● **Your objective**: Hunt for the word "this" across the entries below, copying each line that holds it.

● **Data lines**:

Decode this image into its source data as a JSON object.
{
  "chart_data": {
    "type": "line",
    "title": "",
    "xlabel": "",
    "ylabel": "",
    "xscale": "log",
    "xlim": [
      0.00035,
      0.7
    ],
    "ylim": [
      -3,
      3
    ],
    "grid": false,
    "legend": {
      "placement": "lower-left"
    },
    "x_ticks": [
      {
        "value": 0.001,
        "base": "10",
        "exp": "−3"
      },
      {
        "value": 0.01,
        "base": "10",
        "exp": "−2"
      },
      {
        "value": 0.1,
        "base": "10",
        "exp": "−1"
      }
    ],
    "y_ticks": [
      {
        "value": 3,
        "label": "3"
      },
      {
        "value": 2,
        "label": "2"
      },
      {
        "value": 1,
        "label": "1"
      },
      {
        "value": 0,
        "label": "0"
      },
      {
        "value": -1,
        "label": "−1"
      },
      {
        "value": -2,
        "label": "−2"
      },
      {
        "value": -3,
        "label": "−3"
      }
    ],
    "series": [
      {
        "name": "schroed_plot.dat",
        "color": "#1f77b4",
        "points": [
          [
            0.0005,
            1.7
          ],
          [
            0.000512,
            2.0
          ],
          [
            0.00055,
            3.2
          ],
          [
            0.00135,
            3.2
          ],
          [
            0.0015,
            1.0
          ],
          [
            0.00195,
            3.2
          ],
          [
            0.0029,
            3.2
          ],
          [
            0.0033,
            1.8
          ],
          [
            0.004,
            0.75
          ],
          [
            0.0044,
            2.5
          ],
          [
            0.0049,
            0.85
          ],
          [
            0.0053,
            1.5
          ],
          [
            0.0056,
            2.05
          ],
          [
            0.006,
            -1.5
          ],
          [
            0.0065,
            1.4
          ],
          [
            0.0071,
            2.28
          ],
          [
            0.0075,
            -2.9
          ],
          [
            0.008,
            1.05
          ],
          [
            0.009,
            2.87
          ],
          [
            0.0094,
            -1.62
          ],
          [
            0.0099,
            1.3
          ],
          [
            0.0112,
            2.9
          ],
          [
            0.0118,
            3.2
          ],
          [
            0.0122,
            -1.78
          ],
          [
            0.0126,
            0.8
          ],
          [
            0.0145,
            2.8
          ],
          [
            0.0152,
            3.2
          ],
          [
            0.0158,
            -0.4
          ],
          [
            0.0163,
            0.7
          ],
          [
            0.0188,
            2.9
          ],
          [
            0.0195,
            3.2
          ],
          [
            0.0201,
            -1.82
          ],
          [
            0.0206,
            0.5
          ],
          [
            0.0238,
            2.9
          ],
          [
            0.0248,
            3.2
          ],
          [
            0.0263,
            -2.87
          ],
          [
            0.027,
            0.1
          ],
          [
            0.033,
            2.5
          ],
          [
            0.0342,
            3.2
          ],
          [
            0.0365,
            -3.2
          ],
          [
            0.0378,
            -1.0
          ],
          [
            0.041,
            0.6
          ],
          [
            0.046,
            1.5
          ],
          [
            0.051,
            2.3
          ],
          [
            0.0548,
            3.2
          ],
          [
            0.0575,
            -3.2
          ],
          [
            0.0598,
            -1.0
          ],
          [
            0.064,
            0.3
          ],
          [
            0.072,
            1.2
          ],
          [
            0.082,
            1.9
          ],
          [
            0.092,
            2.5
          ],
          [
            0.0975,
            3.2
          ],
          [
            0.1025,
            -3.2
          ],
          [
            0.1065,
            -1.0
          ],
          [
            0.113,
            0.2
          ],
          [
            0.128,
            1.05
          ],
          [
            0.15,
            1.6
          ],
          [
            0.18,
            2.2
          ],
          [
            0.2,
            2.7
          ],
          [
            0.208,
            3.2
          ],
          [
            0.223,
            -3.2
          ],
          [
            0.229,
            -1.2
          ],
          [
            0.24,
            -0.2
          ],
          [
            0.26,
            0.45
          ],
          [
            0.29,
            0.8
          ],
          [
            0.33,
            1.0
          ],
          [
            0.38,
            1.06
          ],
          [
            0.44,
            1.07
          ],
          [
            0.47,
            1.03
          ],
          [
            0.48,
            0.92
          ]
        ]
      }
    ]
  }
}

==

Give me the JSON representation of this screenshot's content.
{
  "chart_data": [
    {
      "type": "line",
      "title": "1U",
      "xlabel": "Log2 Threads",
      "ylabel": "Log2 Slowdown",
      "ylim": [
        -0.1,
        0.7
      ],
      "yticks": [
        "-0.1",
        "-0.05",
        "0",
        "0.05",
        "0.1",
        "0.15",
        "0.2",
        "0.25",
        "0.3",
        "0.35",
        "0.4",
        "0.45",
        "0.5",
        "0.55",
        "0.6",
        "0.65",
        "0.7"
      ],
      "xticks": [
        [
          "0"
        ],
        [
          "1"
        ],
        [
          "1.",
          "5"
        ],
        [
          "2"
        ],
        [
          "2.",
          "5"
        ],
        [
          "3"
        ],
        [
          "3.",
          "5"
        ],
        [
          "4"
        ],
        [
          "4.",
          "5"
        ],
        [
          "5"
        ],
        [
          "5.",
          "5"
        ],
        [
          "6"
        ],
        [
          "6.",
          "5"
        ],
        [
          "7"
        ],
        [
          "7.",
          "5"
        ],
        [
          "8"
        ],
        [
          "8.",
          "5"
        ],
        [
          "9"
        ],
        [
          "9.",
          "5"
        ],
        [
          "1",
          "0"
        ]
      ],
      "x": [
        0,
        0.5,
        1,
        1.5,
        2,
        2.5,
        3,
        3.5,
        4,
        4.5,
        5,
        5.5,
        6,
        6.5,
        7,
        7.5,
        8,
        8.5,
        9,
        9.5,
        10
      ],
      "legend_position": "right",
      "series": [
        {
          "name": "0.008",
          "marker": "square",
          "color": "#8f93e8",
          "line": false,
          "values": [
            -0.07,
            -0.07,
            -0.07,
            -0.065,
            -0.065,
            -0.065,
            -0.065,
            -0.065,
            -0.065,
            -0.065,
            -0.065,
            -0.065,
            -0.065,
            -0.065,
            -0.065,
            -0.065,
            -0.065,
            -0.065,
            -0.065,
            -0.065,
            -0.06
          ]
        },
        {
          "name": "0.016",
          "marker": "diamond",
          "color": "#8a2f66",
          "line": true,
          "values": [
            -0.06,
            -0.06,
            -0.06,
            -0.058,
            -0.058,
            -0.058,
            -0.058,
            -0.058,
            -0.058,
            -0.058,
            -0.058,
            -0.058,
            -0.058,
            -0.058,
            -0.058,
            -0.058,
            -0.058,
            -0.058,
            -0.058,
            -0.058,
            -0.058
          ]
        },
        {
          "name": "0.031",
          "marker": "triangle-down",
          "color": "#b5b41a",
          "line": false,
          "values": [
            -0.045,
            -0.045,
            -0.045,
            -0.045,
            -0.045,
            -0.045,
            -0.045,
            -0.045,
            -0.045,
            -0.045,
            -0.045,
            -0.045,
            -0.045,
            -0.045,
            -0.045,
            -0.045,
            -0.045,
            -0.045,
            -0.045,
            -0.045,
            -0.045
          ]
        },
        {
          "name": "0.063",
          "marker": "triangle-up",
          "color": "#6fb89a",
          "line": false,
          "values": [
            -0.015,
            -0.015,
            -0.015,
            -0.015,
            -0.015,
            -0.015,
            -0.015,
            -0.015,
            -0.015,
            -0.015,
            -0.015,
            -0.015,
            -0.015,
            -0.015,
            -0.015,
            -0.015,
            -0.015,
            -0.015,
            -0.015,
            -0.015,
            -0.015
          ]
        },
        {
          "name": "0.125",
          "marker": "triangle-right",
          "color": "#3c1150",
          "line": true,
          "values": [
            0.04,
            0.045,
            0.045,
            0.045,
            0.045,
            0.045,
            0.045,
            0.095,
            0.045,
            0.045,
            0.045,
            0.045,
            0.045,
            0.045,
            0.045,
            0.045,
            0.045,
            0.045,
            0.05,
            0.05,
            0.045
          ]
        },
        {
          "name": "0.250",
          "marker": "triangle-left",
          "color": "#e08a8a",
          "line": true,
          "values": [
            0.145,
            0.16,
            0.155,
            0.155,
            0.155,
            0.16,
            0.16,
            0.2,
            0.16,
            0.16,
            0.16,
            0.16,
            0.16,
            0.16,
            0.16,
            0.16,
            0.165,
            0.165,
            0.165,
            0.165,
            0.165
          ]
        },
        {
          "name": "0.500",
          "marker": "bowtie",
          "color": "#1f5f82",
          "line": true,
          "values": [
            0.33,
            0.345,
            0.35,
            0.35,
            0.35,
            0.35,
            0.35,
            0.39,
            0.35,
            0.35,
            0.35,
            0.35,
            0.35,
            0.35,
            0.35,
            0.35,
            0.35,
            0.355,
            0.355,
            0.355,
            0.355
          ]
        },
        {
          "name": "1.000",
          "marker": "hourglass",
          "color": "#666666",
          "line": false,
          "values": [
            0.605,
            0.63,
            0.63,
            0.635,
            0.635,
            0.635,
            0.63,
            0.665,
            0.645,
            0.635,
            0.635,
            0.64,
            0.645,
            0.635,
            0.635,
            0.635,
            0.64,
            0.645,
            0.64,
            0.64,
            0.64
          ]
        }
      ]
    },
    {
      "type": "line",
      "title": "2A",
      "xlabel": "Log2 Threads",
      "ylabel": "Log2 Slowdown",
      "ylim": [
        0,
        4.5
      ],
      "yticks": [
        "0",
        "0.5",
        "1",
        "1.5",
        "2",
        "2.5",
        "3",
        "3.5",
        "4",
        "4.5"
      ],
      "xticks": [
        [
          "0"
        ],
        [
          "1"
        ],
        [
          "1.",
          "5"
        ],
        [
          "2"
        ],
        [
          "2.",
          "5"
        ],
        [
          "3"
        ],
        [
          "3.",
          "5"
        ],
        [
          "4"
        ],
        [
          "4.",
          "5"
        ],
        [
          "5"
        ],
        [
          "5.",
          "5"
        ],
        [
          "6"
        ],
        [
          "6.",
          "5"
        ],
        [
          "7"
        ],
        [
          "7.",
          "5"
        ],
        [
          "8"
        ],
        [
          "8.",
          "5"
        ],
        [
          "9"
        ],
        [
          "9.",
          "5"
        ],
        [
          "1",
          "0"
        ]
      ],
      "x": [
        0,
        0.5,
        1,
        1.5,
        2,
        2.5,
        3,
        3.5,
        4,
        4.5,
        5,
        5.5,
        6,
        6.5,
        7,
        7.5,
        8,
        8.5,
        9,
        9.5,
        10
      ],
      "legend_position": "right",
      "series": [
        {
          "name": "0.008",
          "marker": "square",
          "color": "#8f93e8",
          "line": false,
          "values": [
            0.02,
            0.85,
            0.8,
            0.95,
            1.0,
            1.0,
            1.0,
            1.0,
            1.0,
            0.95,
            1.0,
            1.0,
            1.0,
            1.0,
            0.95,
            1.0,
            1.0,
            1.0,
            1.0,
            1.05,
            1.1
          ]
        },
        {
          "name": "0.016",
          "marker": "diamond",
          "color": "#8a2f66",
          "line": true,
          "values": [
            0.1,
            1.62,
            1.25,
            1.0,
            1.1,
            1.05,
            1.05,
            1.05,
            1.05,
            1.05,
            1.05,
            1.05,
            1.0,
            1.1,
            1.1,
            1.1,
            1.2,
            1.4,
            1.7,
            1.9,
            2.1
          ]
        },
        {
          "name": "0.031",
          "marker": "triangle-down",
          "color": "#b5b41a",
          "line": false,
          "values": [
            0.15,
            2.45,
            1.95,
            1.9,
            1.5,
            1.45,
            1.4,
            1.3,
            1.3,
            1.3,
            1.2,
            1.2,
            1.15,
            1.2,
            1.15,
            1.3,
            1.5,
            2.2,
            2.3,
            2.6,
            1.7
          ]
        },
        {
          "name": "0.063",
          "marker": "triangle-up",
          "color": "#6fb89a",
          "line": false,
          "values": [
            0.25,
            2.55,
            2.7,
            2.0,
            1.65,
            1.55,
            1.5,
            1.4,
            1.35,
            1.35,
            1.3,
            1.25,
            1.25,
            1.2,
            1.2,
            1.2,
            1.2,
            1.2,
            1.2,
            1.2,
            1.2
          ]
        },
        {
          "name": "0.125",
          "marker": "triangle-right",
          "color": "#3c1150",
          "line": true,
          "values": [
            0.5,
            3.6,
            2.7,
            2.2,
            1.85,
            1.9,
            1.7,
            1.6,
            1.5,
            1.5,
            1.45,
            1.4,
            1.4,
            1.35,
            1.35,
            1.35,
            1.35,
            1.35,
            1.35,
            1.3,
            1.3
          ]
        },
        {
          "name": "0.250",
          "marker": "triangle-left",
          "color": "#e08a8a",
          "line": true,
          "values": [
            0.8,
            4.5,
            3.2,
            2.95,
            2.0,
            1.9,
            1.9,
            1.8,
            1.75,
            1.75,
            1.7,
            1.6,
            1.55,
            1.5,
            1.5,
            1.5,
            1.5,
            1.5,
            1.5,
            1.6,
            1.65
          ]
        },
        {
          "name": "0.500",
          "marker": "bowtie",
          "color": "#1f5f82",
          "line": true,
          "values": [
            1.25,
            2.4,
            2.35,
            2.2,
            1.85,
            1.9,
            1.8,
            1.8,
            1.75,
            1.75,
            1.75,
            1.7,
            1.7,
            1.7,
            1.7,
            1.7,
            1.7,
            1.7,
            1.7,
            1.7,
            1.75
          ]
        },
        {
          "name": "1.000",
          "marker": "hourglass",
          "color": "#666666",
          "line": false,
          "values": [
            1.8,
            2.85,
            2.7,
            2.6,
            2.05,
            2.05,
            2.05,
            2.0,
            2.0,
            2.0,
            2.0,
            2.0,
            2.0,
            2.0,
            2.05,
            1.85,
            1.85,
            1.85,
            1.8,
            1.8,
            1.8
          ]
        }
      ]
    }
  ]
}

● **Reply**:
Decode this image into its source data as a JSON object.
Give me the JSON representation of this screenshot's content.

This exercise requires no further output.